--- Text block ---

24 May 2015

hidden garden behind a row of Haifa city blocks

this morning
discovering a garden
no - a haven
after ten years in this block
hidden behind a locked gate.
last week,
I received my own key.
a tree, yellow fruit. Lemons?
need to get closer - feel its yellowness.
behind a row of low Haifa city blocks -
a virgin garden
waiting -
to be meditated in
waiting -
to be written.
(c) khulud khamis, May 2015

22 May 2015

Borders of identity and language in Haifa

Borders of identity and language in Haifa are all delineated and defined by the compounded topography of this unique city. So – in theory, one out of every five people walking the streets is Arab (because we do constitute 20% of the population, according to official statistics). The way people perceive you on the street in fact depends on your exact location at that moment. Sometimes all the difference is one street corner. At other times, the transition is more fluid, with no clear boundaries.

--- Data lines ---

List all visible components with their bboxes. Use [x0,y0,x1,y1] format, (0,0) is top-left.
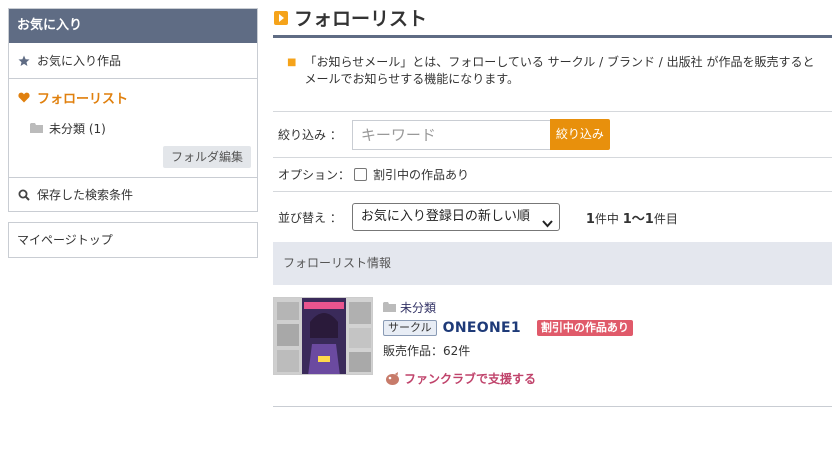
title-marker-icon [274,10,288,25]
count-suffix-2: 件目 [653,211,678,226]
search-icon [17,188,31,202]
sidebar-item-favorites[interactable]: お気に入り作品 [9,43,257,79]
works-count: 販売作品：62件 [383,344,471,358]
folder-edit-area: フォルダ編集 [9,143,257,177]
count-suffix-1: 件中 [594,211,619,226]
star-icon [17,54,31,68]
circle-line: サークル ONEONE1 割引中の作品あり [383,316,633,340]
item-folder-label: 未分類 [400,300,437,315]
favorites-panel: お気に入り お気に入り作品 フォローリスト 未分類 (1) フォルダ編集 保存し… [8,8,258,212]
sidebar-item-favorites-label: お気に入り作品 [37,54,122,68]
sort-select[interactable]: お気に入り登録日の新しい順 [351,203,560,231]
circle-name-link[interactable]: ONEONE1 [443,320,521,336]
main-content: フォローリスト ■ 「お知らせメール」とは、フォローしている サークル / ブラ… [273,0,832,407]
chevron-down-icon [542,212,553,238]
follow-info-header: フォローリスト情報 [273,242,832,285]
notice-text: 「お知らせメール」とは、フォローしている サークル / ブランド / 出版社 が… [304,55,815,86]
page-title-row: フォローリスト [273,0,832,38]
circle-thumbnail[interactable] [273,297,373,375]
sidebar-header: お気に入り [9,9,257,43]
folder-edit-button[interactable]: フォルダ編集 [162,146,251,168]
circle-tag: サークル [383,320,437,336]
mypage-top-link[interactable]: マイページトップ [8,222,258,258]
filter-row: 絞り込み ： キーワード 絞り込み [273,112,832,158]
sidebar-item-follow-list-label: フォローリスト [37,91,129,107]
sidebar-folder-uncategorized[interactable]: 未分類 (1) [9,113,257,143]
notice-box: ■ 「お知らせメール」とは、フォローしている サークル / ブランド / 出版社… [273,38,832,112]
page-title: フォローリスト [294,8,428,30]
sidebar-folder-label: 未分類 (1) [49,121,106,136]
sale-badge[interactable]: 割引中の作品あり [536,320,633,336]
discount-checkbox[interactable] [354,168,368,181]
fanclub-icon [385,371,400,386]
sidebar-item-saved-search-label: 保存した検索条件 [37,188,134,202]
sort-label: 並び替え ： [278,210,342,225]
heart-icon [17,90,31,104]
option-row: オプション： 割引中の作品あり [273,158,832,192]
sort-select-value: お気に入り登録日の新しい順 [360,209,530,224]
discount-checkbox-label[interactable]: 割引中の作品あり [373,166,469,183]
circle-info: 未分類 サークル ONEONE1 割引中の作品あり 販売作品：62件 ファンクラ… [383,298,633,387]
folder-icon [29,121,43,135]
result-count: 1件中 1〜1件目 [586,208,678,227]
option-label: オプション： [278,168,351,182]
bullet-icon: ■ [287,57,297,68]
filter-label: 絞り込み ： [278,128,342,142]
keyword-input[interactable]: キーワード [351,119,550,150]
filter-button[interactable]: 絞り込み [549,119,610,150]
item-folder[interactable]: 未分類 [383,298,633,316]
fanclub-link[interactable]: ファンクラブで支援する [383,370,633,387]
fanclub-label: ファンクラブで支援する [404,372,537,386]
sidebar-item-follow-list[interactable]: フォローリスト [9,79,257,113]
count-range: 1〜1 [622,211,654,227]
sidebar-item-saved-search[interactable]: 保存した検索条件 [9,177,257,211]
sidebar: お気に入り お気に入り作品 フォローリスト 未分類 (1) フォルダ編集 保存し… [8,8,258,258]
list-item: 未分類 サークル ONEONE1 割引中の作品あり 販売作品：62件 ファンクラ… [273,285,832,407]
sort-row: 並び替え ： お気に入り登録日の新しい順 1件中 1〜1件目 [273,192,832,242]
folder-icon [383,302,396,312]
count-total: 1 [585,211,595,227]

---

# To be done
• a. According to the Haifa text, what share of the city's population is Arab?
• b. Translate this sentence from the Haifa text into Spanish: "Sometimes all the difference is one street corner."
• c. Extend the Haifa text on borders of identity and language from its last sentence.

# Expected responses
• a. Arabs make up 20% of the population, or one out of every five people.

• b. A veces toda la diferencia está en una esquina de la calle.

• c.
When you’re up on the mountain, let’s say Carmel Center, and you say either your name or something in Arabic, there’s always that one person at least (usually a guy) who tilts his head slightly, gives you a conspicuous sideways glance. When you notice him, an awkward moment follows. The air between you is pulled tighter on its string. A few moments later, the string loosens up, but just so, followed by a silent, invisible bonding. It is not clear what the bonding is about – language, skin colour, roots? Such arbitrariness. He is startled to discover you there, in that public space that doesn’t wholly belong to you, but which essentially does. Because this part of Haifa has been long ago marked as the territory of the Jews. Your territory, where you can speak Arabic with abandon, is down there, below. Not up here, not on top of this occupied mountain. Down there, that’s where you officially belong. The encounter ends with a barely detectable nod, or a shadow of a smile – for a flicker of a moment, and then it’s gone.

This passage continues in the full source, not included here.